++++ INFORMATION PROVIDED ++++

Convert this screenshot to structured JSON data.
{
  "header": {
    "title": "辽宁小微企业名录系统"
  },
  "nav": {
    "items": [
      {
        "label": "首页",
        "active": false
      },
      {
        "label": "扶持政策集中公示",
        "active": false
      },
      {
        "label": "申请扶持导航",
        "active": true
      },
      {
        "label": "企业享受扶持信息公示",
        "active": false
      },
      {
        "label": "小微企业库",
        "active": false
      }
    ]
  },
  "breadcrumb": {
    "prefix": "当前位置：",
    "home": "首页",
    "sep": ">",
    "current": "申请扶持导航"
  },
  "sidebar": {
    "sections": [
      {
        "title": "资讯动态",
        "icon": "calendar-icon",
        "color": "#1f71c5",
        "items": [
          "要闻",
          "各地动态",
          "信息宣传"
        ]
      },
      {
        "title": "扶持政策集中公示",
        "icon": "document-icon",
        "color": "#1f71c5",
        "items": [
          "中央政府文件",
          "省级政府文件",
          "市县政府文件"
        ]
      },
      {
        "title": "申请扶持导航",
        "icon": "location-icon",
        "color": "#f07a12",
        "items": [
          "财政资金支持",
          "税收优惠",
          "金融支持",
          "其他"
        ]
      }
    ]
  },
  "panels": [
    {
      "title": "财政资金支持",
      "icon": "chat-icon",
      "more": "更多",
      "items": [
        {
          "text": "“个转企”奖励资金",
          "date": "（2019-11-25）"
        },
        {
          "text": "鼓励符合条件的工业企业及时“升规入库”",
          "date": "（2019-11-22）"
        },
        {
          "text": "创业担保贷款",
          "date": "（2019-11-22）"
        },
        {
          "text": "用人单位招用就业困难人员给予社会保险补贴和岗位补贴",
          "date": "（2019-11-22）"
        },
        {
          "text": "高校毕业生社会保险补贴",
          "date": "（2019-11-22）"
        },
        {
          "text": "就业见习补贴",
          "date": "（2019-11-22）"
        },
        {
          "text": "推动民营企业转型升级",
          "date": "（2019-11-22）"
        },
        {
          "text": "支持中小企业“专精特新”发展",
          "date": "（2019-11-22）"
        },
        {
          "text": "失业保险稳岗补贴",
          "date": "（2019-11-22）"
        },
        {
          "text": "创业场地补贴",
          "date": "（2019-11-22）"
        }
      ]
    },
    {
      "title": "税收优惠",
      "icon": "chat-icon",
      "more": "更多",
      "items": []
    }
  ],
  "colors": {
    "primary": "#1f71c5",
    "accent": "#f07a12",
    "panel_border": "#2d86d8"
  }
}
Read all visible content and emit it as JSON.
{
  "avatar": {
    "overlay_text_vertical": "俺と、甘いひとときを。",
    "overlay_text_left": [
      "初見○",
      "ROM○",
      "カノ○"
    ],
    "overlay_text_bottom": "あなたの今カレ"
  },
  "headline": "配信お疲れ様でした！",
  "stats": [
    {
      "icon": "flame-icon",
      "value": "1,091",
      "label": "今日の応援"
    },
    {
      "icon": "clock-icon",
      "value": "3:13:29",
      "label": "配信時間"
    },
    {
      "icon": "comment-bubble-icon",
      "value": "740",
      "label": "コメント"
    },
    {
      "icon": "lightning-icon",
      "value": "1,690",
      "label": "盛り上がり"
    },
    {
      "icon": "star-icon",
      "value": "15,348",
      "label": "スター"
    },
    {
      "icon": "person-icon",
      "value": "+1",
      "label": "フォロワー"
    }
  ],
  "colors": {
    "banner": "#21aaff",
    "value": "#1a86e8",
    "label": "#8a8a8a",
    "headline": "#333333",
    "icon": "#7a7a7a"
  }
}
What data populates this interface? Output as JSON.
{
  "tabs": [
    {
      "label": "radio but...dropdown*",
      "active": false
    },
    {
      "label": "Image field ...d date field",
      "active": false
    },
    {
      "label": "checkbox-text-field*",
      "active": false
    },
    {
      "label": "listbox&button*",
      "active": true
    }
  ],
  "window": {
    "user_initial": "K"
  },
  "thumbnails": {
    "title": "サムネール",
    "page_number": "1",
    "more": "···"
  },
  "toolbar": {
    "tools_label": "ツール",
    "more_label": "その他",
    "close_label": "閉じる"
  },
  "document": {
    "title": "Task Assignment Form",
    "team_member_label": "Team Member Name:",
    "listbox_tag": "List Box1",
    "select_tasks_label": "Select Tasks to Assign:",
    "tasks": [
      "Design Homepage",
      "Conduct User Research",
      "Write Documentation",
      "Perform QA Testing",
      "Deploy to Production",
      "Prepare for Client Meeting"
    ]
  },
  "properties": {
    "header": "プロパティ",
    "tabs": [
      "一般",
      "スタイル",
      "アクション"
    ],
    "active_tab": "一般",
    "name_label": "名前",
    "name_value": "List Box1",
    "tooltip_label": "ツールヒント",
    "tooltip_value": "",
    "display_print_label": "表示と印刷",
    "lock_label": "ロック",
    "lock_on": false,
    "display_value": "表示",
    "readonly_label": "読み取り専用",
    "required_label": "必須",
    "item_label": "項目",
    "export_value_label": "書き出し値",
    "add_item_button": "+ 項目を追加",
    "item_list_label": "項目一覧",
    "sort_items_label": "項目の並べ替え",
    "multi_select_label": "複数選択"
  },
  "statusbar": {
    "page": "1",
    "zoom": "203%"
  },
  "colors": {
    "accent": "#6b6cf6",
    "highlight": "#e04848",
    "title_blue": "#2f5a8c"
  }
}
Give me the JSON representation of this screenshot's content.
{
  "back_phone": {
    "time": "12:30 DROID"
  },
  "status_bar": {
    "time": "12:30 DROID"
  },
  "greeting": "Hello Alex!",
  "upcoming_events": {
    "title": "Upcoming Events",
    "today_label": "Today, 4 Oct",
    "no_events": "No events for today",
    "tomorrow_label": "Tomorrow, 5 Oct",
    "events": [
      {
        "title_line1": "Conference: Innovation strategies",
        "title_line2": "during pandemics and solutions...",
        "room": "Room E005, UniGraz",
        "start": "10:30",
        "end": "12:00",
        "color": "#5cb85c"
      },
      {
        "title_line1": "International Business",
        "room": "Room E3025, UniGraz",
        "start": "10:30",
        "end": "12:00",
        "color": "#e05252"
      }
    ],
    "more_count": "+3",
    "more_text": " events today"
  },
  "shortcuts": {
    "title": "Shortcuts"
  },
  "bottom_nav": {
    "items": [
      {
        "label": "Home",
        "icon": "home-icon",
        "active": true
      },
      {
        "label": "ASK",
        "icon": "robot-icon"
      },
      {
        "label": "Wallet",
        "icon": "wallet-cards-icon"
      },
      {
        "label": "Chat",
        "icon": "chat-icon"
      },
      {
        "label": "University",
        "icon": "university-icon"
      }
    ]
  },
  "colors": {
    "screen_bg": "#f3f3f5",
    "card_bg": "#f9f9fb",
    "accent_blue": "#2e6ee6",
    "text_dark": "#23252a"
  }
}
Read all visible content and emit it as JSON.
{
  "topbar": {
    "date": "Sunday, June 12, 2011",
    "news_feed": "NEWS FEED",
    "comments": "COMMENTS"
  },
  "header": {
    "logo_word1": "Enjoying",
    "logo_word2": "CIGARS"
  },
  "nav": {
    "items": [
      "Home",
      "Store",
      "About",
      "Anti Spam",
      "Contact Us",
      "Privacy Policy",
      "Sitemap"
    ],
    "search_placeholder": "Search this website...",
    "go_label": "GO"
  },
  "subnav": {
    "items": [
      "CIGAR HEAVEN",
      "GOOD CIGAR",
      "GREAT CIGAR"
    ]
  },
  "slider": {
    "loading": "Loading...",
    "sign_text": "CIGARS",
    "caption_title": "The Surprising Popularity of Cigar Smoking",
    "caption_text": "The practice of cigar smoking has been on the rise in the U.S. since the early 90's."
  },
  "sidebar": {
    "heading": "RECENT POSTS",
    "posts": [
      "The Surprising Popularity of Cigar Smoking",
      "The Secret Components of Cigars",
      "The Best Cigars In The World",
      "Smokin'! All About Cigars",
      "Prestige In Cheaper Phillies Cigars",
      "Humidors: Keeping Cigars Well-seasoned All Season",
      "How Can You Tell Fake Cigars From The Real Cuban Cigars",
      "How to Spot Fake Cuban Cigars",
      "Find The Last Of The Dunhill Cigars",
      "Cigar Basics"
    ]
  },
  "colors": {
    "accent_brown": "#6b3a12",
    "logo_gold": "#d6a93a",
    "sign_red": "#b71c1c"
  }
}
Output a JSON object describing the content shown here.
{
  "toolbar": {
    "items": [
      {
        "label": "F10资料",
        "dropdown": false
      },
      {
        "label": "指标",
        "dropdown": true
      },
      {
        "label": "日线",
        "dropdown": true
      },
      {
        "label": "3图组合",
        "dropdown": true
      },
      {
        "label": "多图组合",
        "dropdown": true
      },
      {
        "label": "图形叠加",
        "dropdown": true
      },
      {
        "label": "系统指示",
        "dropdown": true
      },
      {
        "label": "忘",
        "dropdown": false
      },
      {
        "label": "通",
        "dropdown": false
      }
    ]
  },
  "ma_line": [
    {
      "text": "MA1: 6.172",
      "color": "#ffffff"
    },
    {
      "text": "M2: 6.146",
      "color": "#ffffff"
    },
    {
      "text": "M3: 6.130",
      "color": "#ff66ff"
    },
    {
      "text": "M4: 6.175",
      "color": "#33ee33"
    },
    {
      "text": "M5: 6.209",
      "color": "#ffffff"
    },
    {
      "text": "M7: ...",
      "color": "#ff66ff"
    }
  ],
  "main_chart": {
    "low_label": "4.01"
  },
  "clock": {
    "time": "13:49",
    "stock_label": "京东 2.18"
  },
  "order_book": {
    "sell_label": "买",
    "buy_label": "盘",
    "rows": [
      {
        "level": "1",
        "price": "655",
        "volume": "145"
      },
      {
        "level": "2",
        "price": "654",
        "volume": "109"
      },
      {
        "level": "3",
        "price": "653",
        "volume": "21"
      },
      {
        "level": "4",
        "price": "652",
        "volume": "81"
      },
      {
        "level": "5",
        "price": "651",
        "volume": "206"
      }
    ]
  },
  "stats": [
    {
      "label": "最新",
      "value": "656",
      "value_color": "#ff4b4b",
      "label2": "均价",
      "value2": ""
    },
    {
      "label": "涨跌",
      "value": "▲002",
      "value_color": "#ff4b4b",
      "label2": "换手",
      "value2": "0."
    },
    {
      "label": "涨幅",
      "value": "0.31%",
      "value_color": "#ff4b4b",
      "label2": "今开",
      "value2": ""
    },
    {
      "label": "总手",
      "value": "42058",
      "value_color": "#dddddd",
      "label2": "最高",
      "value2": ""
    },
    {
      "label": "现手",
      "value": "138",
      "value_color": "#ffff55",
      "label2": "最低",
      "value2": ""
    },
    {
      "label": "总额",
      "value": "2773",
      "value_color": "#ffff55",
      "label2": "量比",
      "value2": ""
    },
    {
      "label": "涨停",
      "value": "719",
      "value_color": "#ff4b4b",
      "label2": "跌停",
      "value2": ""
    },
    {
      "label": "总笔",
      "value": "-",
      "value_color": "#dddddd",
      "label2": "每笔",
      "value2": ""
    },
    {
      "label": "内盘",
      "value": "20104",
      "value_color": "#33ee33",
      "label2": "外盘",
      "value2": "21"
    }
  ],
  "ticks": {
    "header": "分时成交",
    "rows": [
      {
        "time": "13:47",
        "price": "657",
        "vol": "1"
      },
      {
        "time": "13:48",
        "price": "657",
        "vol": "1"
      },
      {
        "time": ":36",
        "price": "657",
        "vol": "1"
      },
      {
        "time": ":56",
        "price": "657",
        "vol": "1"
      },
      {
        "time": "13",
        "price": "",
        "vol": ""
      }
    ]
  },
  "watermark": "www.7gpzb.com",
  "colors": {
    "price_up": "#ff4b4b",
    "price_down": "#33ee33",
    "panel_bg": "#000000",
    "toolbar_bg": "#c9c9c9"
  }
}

++++

• [EXERCISE TASK] From the entries above, copy every line containing the word "header".

• [OUTPUT BELOW]
  "header": {
    "header": "プロパティ",
  "header": {
    "header": "分时成交",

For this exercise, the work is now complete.